Your objective: Extract all lines containing "deve".

Input rows:
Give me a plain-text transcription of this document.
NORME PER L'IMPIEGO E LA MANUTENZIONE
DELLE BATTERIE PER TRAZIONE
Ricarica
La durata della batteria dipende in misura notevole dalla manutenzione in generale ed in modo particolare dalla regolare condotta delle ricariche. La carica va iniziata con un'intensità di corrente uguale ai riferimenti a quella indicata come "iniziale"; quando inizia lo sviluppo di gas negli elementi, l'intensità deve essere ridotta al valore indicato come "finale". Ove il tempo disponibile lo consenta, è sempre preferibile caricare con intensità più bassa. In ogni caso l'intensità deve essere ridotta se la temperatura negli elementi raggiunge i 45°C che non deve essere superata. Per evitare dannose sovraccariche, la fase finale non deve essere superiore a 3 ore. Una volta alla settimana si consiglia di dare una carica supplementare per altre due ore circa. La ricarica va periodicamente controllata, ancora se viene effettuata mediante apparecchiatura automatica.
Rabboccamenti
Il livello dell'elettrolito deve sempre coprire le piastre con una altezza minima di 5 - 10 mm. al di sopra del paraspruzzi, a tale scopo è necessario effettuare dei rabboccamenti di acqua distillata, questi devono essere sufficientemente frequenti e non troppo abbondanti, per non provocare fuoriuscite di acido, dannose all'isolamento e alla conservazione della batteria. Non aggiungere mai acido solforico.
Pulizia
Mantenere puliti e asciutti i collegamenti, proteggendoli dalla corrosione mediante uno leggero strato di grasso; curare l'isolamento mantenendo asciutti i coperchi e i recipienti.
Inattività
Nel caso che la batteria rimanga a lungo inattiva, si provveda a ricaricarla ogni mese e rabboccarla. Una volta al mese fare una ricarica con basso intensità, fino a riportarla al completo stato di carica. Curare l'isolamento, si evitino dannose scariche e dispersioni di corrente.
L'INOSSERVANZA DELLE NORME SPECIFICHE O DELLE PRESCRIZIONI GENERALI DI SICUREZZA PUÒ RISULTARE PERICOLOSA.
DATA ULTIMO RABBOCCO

Full response:
La durata della batteria dipende in misura notevole dalla manutenzione in generale ed in modo particolare dalla regolare condotta delle ricariche. La carica va iniziata con un'intensità di corrente uguale ai riferimenti a quella indicata come "iniziale"; quando inizia lo sviluppo di gas negli elementi, l'intensità deve essere ridotta al valore indicato come "finale". Ove il tempo disponibile lo consenta, è sempre preferibile caricare con intensità più bassa. In ogni caso l'intensità deve essere ridotta se la temperatura negli elementi raggiunge i 45°C che non deve essere superata. Per evitare dannose sovraccariche, la fase finale non deve essere superiore a 3 ore. Una volta alla settimana si consiglia di dare una carica supplementare per altre due ore circa. La ricarica va periodicamente controllata, ancora se viene effettuata mediante apparecchiatura automatica.
Il livello dell'elettrolito deve sempre coprire le piastre con una altezza minima di 5 - 10 mm. al di sopra del paraspruzzi, a tale scopo è necessario effettuare dei rabboccamenti di acqua distillata, questi devono essere sufficientemente frequenti e non troppo abbondanti, per non provocare fuoriuscite di acido, dannose all'isolamento e alla conservazione della batteria. Non aggiungere mai acido solforico.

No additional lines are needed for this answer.